• **Task description**
Only lines that contain the word "Outer" are to be returned from the data below.

[Items from a data source]
++++++++++

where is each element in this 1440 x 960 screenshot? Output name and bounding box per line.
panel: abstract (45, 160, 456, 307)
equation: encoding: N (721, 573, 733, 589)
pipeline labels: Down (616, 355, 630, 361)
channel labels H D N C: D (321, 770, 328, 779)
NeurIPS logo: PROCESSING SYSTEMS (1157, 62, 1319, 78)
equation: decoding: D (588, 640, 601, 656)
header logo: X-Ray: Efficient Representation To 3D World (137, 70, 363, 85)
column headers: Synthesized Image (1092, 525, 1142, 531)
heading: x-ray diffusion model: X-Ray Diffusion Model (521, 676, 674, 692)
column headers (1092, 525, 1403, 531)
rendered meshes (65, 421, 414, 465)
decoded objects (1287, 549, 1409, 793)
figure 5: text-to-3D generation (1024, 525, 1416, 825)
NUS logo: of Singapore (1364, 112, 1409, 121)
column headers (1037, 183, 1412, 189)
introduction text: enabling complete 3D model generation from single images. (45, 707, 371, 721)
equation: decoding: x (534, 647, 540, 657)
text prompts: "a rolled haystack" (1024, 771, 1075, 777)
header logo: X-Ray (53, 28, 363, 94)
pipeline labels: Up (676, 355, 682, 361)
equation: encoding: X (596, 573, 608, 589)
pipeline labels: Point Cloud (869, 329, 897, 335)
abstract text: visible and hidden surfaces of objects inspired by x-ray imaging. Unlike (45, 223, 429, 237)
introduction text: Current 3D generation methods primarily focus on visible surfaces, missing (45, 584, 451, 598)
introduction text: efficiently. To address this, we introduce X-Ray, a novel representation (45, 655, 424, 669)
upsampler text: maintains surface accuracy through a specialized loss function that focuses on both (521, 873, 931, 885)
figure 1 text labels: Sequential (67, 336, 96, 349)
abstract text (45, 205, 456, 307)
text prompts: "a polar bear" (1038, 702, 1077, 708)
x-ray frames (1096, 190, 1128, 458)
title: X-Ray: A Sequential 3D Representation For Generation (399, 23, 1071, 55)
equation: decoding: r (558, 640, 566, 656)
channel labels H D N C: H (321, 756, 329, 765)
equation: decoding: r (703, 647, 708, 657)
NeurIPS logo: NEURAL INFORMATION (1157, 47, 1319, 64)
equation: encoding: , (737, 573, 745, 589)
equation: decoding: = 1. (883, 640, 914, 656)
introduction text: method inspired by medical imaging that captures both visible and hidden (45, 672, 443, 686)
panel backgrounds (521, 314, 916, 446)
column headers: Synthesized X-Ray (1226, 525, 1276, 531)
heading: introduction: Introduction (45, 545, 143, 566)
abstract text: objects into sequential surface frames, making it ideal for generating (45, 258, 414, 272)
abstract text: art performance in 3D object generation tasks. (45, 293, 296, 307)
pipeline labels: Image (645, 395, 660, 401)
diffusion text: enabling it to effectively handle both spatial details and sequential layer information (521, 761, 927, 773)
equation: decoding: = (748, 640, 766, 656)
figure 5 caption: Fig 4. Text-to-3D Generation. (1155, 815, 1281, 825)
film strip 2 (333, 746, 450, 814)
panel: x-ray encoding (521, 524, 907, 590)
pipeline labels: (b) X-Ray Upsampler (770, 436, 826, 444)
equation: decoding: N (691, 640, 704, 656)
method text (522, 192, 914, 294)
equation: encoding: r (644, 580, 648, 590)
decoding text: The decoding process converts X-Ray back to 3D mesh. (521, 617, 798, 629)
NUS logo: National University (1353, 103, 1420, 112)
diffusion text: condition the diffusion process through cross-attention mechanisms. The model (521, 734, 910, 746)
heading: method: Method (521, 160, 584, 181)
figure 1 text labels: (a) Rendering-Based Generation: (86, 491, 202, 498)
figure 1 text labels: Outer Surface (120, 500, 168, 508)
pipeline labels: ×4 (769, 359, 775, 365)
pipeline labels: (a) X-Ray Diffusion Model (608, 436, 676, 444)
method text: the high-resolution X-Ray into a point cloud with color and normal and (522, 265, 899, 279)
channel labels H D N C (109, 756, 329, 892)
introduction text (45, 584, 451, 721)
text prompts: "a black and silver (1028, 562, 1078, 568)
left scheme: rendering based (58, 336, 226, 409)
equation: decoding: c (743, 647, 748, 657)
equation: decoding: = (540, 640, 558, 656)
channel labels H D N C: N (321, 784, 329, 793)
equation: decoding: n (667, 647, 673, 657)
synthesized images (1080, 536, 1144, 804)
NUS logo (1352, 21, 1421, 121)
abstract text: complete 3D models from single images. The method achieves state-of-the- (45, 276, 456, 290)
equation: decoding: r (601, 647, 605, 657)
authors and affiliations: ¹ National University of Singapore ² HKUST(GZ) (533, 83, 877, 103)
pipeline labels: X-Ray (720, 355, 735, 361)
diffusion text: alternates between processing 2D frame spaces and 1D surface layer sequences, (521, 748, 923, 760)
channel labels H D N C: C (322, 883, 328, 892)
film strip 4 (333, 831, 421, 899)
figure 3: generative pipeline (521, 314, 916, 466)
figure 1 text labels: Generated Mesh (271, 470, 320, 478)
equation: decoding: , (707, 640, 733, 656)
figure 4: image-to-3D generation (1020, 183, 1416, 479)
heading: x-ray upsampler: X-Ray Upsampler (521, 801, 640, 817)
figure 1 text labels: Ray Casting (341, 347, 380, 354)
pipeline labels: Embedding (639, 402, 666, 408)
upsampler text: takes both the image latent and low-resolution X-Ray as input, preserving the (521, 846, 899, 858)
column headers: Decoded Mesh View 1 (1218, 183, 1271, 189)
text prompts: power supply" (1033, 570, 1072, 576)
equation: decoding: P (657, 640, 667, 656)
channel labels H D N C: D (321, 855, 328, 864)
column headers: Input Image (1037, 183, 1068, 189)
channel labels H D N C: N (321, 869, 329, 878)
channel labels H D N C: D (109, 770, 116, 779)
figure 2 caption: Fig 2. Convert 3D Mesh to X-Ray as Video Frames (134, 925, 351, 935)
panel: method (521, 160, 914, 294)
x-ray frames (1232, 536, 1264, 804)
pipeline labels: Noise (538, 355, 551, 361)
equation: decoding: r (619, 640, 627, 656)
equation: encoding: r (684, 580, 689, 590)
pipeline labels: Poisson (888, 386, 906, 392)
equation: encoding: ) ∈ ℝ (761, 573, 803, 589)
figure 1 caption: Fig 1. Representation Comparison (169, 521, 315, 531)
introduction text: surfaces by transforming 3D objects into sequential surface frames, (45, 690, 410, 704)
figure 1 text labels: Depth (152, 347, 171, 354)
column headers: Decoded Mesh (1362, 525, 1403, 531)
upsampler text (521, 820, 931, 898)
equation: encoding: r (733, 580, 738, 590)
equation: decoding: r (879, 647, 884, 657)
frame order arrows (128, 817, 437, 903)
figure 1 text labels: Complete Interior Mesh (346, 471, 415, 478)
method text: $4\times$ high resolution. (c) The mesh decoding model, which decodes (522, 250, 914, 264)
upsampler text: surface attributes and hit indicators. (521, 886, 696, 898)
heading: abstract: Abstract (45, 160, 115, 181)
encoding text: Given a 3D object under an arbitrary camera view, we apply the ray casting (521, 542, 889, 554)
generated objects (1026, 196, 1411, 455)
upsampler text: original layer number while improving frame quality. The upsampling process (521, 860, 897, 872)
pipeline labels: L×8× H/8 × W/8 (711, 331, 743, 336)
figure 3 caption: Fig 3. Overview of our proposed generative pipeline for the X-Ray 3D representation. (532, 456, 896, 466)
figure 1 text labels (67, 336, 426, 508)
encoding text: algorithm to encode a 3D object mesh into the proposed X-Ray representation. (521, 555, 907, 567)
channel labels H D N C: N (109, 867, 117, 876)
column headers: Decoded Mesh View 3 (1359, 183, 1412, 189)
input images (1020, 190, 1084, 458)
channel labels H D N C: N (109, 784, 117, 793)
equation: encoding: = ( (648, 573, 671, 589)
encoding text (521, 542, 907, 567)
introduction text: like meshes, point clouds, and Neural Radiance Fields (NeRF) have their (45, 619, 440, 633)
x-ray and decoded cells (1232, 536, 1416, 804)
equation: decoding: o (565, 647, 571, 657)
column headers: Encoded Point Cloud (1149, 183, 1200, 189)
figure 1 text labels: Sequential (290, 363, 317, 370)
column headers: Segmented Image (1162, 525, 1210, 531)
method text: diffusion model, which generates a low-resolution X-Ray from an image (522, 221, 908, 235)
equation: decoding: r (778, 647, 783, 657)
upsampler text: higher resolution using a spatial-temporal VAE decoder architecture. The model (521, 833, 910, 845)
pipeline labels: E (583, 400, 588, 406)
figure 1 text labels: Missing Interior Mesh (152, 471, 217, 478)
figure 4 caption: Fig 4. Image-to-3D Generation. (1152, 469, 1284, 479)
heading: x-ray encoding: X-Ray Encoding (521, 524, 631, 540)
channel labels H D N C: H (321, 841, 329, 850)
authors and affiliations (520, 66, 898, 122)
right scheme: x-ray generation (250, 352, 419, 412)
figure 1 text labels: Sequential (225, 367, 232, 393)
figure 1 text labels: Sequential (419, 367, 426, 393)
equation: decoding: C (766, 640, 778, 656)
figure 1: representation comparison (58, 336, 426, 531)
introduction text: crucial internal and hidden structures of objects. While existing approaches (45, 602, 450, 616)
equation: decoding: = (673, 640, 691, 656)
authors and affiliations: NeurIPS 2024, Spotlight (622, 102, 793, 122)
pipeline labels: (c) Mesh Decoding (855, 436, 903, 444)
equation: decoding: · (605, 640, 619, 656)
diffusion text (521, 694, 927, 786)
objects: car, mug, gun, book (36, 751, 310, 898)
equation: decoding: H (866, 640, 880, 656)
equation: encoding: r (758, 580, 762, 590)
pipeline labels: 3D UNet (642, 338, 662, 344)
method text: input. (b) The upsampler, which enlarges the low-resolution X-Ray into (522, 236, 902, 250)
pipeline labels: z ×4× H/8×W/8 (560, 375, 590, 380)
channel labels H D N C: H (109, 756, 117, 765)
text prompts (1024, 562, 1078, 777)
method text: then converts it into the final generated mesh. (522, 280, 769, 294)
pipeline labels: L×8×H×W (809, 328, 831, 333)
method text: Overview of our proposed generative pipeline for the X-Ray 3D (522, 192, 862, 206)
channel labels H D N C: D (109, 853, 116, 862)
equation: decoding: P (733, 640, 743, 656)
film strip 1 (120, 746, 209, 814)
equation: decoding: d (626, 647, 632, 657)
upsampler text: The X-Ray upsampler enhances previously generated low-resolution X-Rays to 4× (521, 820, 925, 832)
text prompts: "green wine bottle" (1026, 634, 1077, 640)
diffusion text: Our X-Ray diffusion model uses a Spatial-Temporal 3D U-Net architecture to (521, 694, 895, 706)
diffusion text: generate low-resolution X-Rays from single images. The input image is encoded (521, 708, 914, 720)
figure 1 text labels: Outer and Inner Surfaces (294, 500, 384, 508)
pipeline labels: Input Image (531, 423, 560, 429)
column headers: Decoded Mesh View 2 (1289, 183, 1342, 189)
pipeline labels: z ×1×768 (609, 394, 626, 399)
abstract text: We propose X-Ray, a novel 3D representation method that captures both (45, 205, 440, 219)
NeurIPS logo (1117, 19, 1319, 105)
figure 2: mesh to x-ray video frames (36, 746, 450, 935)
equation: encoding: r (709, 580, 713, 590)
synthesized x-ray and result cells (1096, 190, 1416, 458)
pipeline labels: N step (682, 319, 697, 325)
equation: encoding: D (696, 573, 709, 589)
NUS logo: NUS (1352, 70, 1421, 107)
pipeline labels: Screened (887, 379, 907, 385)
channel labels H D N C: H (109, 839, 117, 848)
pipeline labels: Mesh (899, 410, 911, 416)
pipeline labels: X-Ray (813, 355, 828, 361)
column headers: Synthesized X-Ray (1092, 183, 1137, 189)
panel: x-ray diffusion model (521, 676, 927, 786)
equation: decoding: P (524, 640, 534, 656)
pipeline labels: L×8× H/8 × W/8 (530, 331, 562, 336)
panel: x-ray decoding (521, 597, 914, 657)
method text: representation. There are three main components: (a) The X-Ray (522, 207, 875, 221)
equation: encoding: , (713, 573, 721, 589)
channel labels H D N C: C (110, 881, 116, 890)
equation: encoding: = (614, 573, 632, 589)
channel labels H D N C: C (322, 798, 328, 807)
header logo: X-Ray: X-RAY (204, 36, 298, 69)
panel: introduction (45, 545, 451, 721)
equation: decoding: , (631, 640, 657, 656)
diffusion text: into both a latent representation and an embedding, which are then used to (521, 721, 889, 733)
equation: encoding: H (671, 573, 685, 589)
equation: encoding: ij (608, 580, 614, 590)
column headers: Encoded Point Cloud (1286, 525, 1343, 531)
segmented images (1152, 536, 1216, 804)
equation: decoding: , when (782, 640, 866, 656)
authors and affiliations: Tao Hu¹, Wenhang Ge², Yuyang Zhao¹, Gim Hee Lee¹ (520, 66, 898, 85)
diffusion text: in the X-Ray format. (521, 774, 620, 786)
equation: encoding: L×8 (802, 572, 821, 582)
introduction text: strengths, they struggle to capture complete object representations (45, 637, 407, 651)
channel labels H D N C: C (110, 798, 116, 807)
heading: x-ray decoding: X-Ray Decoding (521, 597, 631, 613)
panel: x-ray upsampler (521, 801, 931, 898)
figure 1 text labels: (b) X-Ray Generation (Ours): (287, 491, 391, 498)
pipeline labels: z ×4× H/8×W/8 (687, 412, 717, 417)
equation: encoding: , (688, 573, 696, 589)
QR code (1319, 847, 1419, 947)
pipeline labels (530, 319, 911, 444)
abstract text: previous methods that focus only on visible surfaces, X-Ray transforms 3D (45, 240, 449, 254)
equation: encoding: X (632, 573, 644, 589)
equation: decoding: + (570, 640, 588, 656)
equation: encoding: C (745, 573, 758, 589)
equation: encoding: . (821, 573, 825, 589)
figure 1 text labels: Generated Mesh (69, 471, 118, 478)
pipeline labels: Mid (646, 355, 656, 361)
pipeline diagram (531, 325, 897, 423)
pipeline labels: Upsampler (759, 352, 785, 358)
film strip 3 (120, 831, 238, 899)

++++++++++

• **Task solution**
figure 1 text labels: Outer Surface (120, 500, 168, 508)
figure 1 text labels: Outer and Inner Surfaces (294, 500, 384, 508)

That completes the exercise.